§ **WRITTEN REQUEST**
Copy out each line containing "metalled" from the entries below.

[Rows from a dataset]
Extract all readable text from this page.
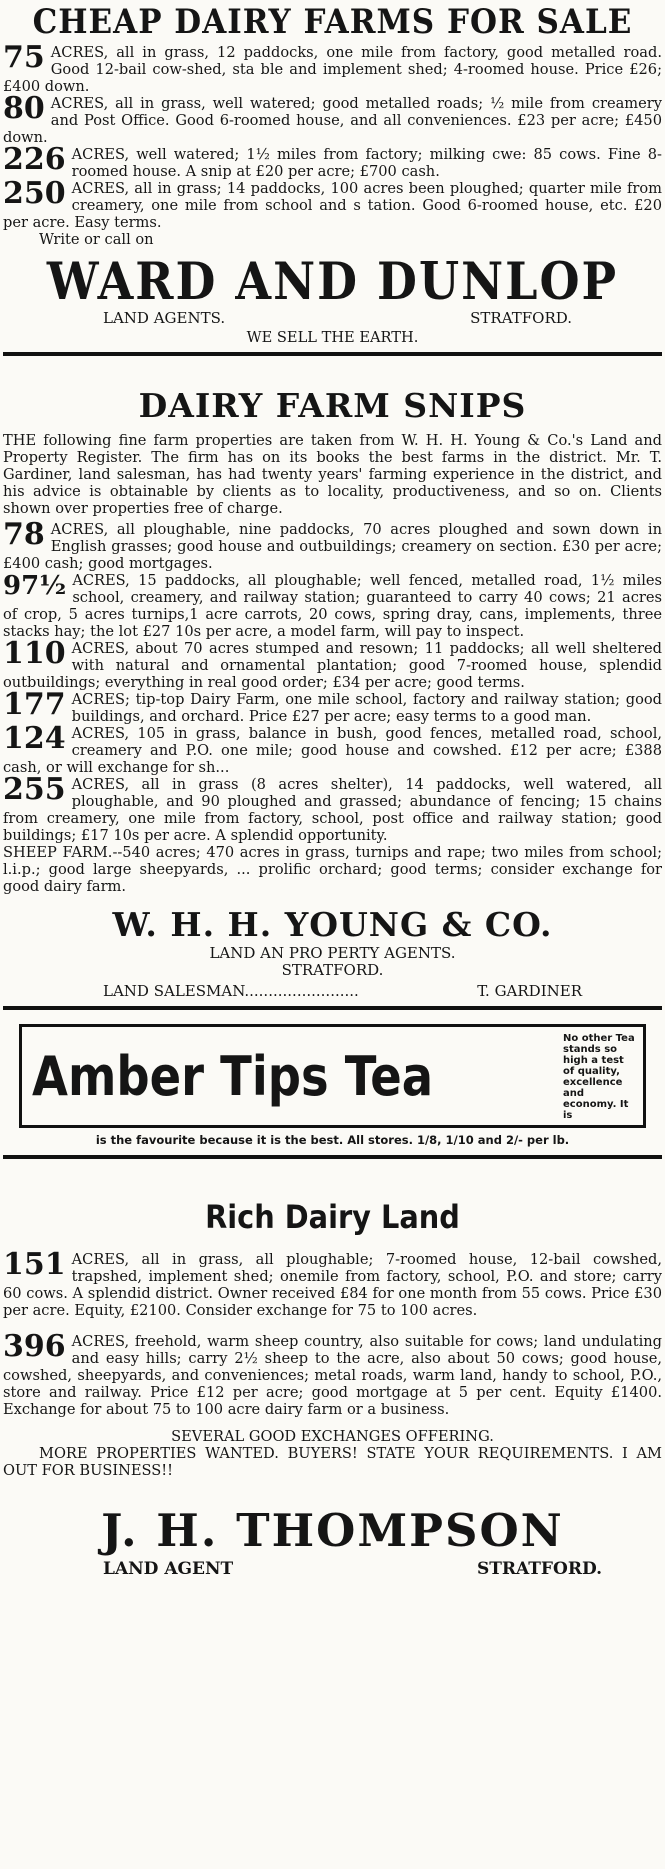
CHEAP DAIRY FARMS FOR SALE
75 ACRES, all in grass, 12 paddocks, one mile from factory, good metalled road. Good 12-bail cow-shed, sta ble and implement shed; 4-roomed house. Price £26; £400 down.
80 ACRES, all in grass, well watered; good metalled roads; ½ mile from creamery and Post Office. Good 6-roomed house, and all conveniences. £23 per acre; £450 down.
226 ACRES, well watered; 1½ miles from factory; milking cwe: 85 cows. Fine 8-roomed house. A snip at £20 per acre; £700 cash.
250 ACRES, all in grass; 14 paddocks, 100 acres been ploughed; quarter mile from creamery, one mile from school and s tation. Good 6-roomed house, etc. £20 per acre. Easy terms.

Write or call on

WARD AND DUNLOP
LAND AGENTS.	STRATFORD.
WE SELL THE EARTH.
DAIRY FARM SNIPS

THE following fine farm properties are taken from W. H. H. Young & Co.'s Land and Property Register. The firm has on its books the best farms in the district. Mr. T. Gardiner, land salesman, has had twenty years' farming experience in the district, and his advice is obtainable by clients as to locality, productiveness, and so on. Clients shown over properties free of charge.

78 ACRES, all ploughable, nine paddocks, 70 acres ploughed and sown down in English grasses; good house and outbuildings; creamery on section. £30 per acre; £400 cash; good mortgages.
97½ ACRES, 15 paddocks, all ploughable; well fenced, metalled road, 1½ miles school, creamery, and railway station; guaranteed to carry 40 cows; 21 acres of crop, 5 acres turnips,1 acre carrots, 20 cows, spring dray, cans, implements, three stacks hay; the lot £27 10s per acre, a model farm, will pay to inspect.
110 ACRES, about 70 acres stumped and resown; 11 paddocks; all well sheltered with natural and ornamental plantation; good 7-roomed house, splendid outbuildings; everything in real good order; £34 per acre; good terms.
177 ACRES; tip-top Dairy Farm, one mile school, factory and railway station; good buildings, and orchard. Price £27 per acre; easy terms to a good man.
124 ACRES, 105 in grass, balance in bush, good fences, metalled road, school, creamery and P.O. one mile; good house and cowshed. £12 per acre; £388 cash, or will exchange for sh...
255 ACRES, all in grass (8 acres shelter), 14 paddocks, well watered, all ploughable, and 90 ploughed and grassed; abundance of fencing; 15 chains from creamery, one mile from factory, school, post office and railway station; good buildings; £17 10s per acre. A splendid opportunity.

SHEEP FARM.--540 acres; 470 acres in grass, turnips and rape; two miles from school; l.i.p.; good large sheepyards, ... prolific orchard; good terms; consider exchange for good dairy farm.

W. H. H. YOUNG & CO.
LAND AN PRO PERTY AGENTS.
STRATFORD.
LAND SALESMAN........................	T. GARDINER
Amber Tips Tea
No other Tea stands so high a test of quality, excellence and economy. It is
is the favourite because it is the best. All stores. 1/8, 1/10 and 2/- per lb.
Rich Dairy Land
151 ACRES, all in grass, all ploughable; 7-roomed house, 12-bail cowshed, trapshed, implement shed; onemile from factory, school, P.O. and store; carry 60 cows. A splendid district. Owner received £84 for one month from 55 cows. Price £30 per acre. Equity, £2100. Consider exchange for 75 to 100 acres.
396 ACRES, freehold, warm sheep country, also suitable for cows; land undulating and easy hills; carry 2½ sheep to the acre, also about 50 cows; good house, cowshed, sheepyards, and conveniences; metal roads, warm land, handy to school, P.O., store and railway. Price £12 per acre; good mortgage at 5 per cent. Equity £1400. Exchange for about 75 to 100 acre dairy farm or a business.
SEVERAL GOOD EXCHANGES OFFERING.

MORE PROPERTIES WANTED. BUYERS! STATE YOUR REQUIREMENTS. I AM OUT FOR BUSINESS!!

J. H. THOMPSON
LAND AGENT	STRATFORD.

§ **WRITTEN SOLUTION**
75 ACRES, all in grass, 12 paddocks, one mile from factory, good metalled road. Good 12-bail cow-shed, sta ble and implement shed; 4-roomed house. Price £26; £400 down.
80 ACRES, all in grass, well watered; good metalled roads; ½ mile from creamery and Post Office. Good 6-roomed house, and all conveniences. £23 per acre; £450 down.
97½ ACRES, 15 paddocks, all ploughable; well fenced, metalled road, 1½ miles school, creamery, and railway station; guaranteed to carry 40 cows; 21 acres of crop, 5 acres turnips,1 acre carrots, 20 cows, spring dray, cans, implements, three stacks hay; the lot £27 10s per acre, a model farm, will pay to inspect.
124 ACRES, 105 in grass, balance in bush, good fences, metalled road, school, creamery and P.O. one mile; good house and cowshed. £12 per acre; £388 cash, or will exchange for sh...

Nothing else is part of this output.